# Provided records

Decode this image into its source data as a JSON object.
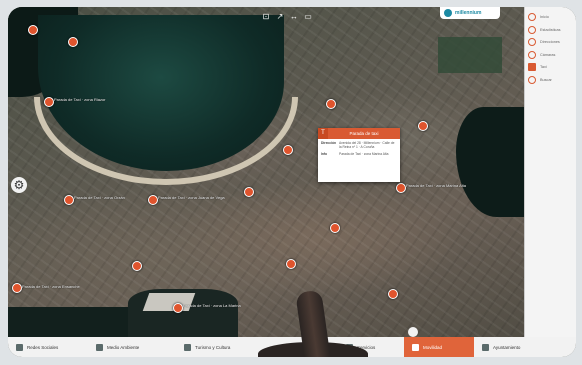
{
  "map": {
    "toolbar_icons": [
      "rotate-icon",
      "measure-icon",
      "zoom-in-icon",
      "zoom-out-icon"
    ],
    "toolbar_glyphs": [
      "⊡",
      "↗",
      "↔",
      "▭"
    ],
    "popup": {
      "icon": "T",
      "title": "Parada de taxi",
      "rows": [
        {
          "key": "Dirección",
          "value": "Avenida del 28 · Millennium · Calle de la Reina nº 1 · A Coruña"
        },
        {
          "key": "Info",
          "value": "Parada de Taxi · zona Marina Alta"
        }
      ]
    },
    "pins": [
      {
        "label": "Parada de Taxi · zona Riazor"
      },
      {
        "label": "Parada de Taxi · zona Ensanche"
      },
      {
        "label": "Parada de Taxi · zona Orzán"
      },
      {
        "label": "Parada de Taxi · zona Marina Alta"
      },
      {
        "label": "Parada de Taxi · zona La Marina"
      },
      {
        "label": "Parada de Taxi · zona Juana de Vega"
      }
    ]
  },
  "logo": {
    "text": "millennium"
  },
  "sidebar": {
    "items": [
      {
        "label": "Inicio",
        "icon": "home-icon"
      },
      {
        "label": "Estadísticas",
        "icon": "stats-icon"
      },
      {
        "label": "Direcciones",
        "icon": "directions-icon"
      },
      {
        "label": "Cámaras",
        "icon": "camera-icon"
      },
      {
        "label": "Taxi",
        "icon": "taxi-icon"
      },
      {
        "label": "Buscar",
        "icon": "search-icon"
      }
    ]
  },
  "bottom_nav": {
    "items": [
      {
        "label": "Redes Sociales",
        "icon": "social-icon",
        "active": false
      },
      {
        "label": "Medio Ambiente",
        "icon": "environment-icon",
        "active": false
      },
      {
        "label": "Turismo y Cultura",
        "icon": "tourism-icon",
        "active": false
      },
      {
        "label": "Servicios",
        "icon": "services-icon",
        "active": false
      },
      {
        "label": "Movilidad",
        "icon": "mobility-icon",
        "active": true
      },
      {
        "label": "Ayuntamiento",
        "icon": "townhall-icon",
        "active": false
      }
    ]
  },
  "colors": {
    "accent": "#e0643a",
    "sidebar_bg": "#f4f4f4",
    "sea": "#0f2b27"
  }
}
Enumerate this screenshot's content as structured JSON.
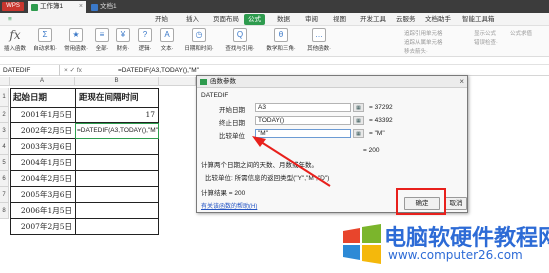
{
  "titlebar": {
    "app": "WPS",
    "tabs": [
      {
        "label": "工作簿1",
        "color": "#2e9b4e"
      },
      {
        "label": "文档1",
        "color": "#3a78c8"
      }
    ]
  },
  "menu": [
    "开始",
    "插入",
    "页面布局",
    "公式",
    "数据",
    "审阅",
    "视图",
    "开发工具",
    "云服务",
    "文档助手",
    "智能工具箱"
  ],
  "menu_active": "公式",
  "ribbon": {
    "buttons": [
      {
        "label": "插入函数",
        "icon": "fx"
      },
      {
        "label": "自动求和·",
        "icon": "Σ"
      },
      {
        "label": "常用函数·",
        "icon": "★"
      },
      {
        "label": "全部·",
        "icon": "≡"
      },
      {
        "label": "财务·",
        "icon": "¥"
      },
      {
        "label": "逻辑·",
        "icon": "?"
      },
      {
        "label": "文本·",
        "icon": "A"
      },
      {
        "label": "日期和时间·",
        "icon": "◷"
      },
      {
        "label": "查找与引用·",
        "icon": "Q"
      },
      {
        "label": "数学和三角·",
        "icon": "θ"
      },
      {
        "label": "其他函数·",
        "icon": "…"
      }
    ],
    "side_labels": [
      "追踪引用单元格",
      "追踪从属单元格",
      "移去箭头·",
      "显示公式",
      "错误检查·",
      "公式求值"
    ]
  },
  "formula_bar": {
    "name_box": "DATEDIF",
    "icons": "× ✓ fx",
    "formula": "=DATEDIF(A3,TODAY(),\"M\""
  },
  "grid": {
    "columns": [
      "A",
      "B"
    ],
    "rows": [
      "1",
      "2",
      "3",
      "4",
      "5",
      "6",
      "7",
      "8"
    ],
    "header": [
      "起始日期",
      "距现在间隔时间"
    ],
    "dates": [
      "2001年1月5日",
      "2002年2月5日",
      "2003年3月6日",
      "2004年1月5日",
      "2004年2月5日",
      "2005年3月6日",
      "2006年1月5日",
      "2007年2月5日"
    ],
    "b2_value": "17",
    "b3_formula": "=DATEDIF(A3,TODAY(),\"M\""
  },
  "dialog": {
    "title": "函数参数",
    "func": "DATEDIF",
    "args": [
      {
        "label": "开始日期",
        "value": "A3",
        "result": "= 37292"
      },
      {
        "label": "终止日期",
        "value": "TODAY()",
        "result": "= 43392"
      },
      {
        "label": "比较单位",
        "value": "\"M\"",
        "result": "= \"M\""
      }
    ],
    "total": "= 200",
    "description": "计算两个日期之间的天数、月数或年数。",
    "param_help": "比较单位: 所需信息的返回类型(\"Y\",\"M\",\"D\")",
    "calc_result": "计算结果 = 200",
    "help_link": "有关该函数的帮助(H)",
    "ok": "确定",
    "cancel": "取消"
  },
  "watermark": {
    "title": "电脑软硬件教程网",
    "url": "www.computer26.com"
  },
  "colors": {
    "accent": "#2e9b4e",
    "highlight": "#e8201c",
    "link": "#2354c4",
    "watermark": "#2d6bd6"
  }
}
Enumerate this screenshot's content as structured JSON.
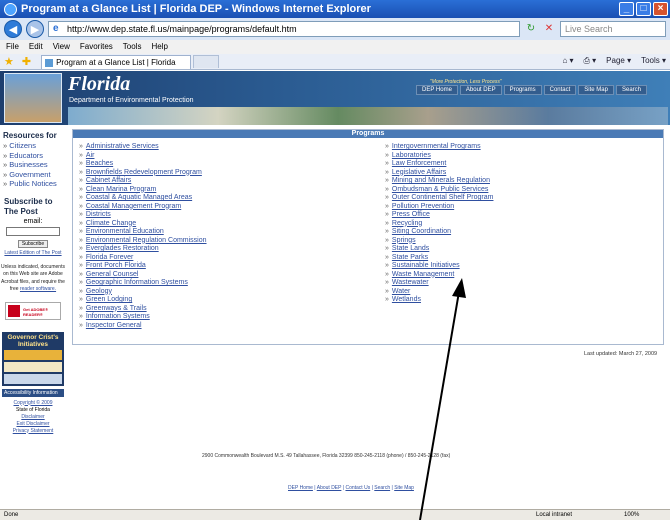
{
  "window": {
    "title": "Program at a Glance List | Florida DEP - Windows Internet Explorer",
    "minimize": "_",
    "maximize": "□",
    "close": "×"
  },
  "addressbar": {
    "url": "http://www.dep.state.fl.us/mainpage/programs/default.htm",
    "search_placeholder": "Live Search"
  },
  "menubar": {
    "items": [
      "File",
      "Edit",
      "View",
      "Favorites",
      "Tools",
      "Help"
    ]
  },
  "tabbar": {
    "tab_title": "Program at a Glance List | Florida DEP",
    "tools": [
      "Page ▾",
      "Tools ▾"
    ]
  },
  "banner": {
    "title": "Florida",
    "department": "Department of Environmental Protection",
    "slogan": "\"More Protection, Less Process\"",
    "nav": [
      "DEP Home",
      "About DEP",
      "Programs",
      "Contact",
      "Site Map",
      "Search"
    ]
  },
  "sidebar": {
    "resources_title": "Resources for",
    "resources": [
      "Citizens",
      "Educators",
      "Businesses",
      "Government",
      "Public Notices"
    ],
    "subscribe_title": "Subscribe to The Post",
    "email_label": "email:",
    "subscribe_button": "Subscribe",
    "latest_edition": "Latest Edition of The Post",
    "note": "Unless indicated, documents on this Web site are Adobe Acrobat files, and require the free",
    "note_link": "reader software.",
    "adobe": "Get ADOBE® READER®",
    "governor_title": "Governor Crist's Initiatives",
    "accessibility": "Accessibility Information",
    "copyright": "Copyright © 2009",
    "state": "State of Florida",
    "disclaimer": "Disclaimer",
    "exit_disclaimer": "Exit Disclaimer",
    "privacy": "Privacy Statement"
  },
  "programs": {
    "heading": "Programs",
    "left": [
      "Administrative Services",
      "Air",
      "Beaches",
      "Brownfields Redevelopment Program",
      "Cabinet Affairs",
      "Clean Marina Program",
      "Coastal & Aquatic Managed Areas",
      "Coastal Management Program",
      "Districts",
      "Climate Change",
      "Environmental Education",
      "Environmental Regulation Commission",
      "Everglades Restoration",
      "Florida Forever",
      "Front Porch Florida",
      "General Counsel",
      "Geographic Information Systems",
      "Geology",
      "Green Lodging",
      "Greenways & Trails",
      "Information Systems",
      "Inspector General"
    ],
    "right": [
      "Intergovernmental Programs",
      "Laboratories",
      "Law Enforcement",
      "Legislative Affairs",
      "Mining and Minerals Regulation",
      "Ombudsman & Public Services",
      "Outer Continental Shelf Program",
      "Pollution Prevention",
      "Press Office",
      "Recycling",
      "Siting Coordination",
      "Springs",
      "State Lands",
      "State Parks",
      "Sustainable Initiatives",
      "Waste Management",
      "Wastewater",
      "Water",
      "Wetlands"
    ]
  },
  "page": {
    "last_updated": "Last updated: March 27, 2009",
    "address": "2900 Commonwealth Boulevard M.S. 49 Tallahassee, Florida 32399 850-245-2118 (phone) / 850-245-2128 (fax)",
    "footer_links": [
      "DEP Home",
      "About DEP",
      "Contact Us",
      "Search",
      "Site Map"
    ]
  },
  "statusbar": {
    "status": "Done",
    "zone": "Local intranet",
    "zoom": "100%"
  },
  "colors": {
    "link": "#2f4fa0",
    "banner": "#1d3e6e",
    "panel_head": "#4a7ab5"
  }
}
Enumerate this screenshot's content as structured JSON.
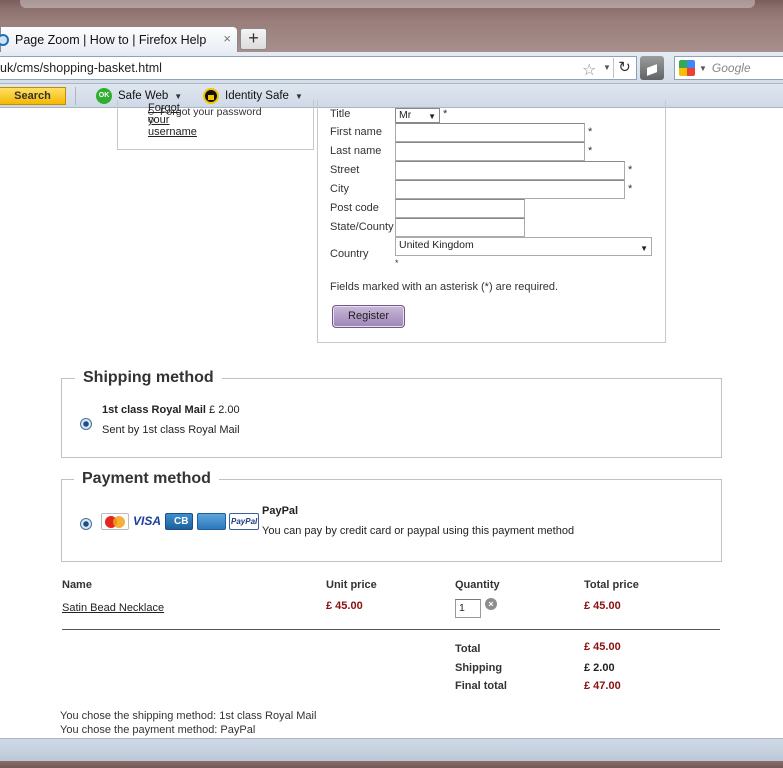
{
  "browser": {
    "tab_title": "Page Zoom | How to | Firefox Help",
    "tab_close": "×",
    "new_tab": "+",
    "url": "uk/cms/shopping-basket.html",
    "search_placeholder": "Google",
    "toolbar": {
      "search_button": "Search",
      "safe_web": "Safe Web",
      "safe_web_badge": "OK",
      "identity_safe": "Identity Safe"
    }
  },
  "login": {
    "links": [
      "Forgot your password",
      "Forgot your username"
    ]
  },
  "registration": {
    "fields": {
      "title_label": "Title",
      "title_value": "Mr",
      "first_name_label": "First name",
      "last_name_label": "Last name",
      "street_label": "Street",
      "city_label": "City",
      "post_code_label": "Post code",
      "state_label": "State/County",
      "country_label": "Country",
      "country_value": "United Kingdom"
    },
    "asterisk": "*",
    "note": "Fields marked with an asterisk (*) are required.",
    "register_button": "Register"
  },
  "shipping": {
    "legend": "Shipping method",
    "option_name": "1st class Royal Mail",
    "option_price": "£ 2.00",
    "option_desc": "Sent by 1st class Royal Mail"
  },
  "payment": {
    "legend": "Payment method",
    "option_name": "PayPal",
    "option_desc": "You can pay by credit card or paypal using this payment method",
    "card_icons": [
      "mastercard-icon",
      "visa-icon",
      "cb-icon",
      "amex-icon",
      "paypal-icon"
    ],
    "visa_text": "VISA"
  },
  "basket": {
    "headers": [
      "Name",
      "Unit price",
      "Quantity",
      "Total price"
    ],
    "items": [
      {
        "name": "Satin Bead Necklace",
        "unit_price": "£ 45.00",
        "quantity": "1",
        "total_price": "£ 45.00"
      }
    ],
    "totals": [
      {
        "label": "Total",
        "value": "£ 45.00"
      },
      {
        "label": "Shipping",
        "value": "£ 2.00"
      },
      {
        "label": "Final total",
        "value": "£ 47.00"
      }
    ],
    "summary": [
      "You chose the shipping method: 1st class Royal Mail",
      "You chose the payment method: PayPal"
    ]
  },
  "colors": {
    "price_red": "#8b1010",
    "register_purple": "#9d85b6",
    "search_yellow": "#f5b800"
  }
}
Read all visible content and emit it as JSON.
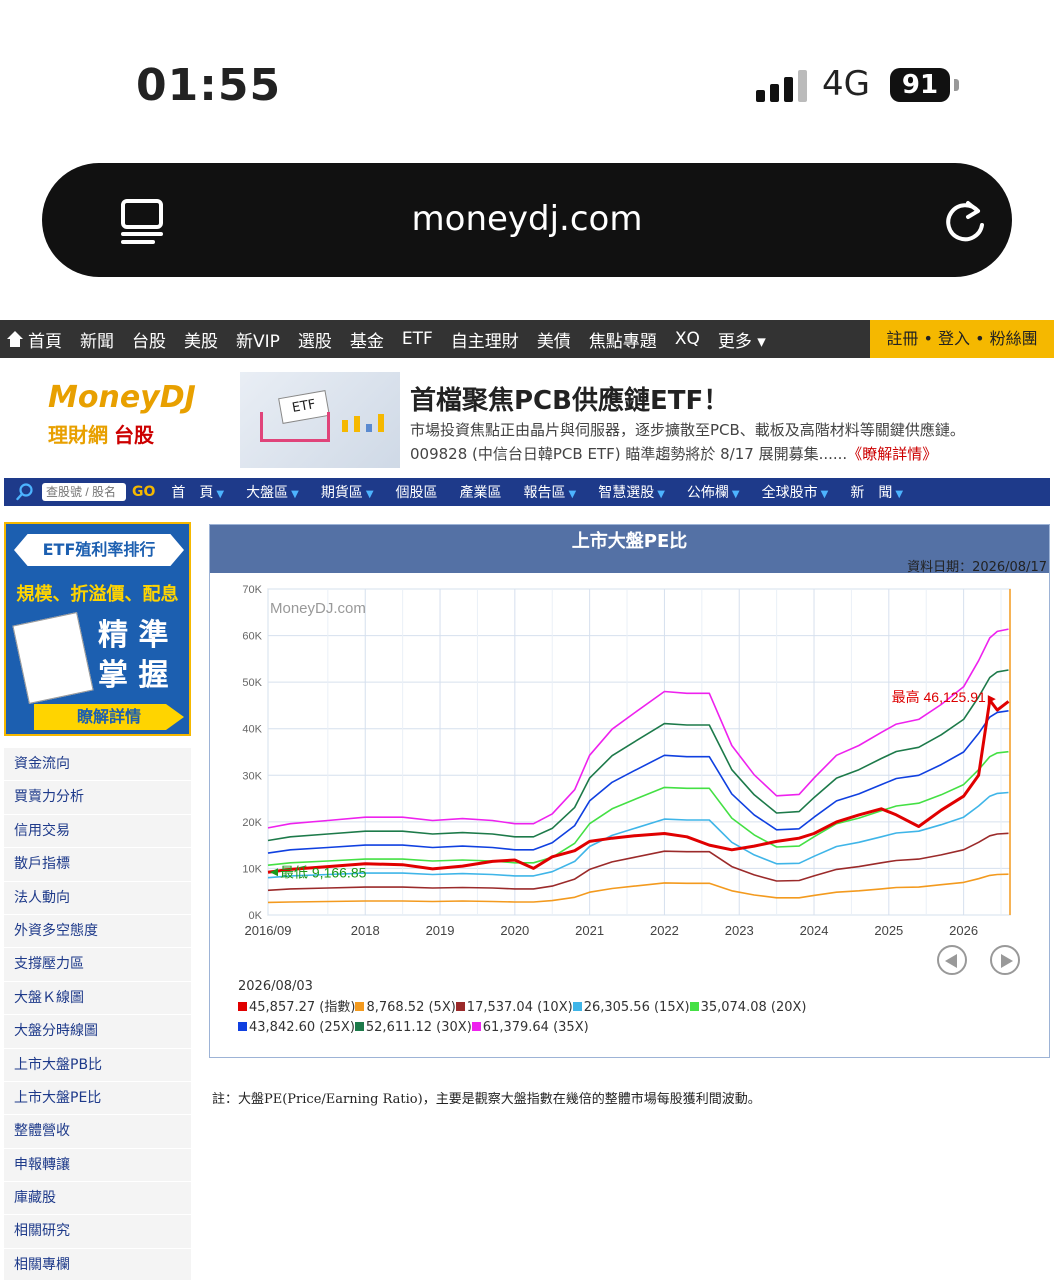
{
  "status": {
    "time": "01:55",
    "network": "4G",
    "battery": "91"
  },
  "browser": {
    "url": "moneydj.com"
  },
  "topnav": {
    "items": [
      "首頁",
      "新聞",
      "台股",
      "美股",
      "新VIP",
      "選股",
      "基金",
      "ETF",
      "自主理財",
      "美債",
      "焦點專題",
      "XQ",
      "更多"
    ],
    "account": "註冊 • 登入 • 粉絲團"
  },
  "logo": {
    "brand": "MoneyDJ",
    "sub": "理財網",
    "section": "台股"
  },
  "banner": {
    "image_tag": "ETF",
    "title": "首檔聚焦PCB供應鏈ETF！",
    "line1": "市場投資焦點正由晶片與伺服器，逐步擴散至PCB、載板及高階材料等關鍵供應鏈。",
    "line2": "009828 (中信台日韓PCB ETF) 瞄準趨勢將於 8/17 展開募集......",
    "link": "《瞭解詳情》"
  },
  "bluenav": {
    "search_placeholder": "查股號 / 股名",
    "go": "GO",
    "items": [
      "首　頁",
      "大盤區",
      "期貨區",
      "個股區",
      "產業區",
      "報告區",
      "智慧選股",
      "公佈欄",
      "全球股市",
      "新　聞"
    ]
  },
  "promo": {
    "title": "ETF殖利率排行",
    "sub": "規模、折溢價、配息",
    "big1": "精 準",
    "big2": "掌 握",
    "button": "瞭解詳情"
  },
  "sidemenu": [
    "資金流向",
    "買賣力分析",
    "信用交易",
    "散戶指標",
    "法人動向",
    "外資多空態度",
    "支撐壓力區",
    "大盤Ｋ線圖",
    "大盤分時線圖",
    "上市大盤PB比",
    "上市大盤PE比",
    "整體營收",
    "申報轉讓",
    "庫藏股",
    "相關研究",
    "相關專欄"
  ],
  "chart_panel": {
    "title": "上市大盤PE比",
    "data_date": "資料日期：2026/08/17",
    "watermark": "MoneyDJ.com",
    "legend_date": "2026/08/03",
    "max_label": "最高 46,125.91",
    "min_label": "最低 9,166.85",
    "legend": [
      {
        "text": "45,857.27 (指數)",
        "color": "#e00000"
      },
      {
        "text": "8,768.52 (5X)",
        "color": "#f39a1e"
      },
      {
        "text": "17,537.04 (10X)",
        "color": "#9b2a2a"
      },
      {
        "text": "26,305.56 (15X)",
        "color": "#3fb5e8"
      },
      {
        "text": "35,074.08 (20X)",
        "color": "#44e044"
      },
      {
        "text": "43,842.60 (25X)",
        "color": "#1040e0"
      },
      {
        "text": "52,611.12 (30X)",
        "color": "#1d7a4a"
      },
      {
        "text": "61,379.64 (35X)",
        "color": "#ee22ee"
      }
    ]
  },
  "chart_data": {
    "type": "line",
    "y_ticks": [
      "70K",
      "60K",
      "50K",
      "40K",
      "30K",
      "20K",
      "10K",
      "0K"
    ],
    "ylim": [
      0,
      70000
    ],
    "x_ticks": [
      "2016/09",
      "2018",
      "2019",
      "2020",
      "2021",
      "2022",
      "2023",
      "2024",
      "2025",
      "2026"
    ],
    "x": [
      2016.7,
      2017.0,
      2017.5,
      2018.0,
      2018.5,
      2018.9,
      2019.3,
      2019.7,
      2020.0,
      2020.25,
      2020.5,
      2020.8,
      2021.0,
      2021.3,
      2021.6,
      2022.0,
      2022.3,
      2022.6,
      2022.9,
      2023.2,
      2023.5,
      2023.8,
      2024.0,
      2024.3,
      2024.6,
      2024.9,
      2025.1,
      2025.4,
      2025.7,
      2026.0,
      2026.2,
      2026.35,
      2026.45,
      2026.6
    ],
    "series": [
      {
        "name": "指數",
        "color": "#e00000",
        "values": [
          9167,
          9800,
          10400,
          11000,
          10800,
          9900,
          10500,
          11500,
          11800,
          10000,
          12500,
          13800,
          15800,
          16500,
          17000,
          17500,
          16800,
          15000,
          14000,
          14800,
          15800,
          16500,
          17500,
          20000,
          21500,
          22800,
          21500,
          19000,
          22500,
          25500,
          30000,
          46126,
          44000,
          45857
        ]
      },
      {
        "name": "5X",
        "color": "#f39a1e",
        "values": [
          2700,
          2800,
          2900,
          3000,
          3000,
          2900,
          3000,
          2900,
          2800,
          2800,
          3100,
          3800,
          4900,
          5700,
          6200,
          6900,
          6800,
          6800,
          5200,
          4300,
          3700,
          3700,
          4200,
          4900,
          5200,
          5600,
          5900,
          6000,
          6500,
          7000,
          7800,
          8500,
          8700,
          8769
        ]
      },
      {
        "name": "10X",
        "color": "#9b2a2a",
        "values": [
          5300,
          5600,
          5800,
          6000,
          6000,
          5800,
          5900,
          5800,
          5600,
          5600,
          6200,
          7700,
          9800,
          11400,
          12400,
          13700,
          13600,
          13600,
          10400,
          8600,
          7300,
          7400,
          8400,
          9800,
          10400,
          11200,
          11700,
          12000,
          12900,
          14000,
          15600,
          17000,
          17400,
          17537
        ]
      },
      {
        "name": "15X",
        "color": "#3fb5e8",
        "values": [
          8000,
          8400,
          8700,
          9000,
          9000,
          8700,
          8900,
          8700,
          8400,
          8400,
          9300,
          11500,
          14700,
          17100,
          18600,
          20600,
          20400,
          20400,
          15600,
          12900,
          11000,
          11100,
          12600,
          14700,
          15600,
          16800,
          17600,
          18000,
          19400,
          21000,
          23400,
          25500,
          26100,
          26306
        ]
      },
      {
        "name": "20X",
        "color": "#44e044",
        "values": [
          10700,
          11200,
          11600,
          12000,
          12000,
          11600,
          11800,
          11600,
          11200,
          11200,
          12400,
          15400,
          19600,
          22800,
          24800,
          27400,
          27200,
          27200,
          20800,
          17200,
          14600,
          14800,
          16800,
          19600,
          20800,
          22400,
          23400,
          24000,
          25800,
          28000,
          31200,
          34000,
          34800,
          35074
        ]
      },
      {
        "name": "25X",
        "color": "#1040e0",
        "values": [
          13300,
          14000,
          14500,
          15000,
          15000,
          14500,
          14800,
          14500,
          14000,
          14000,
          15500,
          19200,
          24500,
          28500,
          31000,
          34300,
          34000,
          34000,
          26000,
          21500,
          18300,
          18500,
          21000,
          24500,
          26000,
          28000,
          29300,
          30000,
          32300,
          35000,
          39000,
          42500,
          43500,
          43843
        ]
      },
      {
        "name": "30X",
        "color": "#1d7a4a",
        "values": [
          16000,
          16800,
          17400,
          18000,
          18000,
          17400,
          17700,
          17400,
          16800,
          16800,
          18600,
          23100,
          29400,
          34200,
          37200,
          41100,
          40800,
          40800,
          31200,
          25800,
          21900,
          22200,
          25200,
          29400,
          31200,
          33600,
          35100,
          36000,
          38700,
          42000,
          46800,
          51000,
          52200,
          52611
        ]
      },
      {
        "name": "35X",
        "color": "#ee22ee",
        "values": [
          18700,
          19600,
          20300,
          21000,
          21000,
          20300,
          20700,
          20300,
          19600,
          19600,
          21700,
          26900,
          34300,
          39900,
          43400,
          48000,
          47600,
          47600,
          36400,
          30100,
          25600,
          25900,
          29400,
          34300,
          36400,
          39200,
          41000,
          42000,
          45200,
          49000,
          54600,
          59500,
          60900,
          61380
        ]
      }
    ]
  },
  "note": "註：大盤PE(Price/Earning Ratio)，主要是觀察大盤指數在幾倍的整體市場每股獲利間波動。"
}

# Task to carry out
Pick out the lines containing the string "class".

# Output for this exercise
    "option_name": "1st class Royal Mail",
    "option_desc": "Sent by 1st class Royal Mail"
      "You chose the shipping method: 1st class Royal Mail",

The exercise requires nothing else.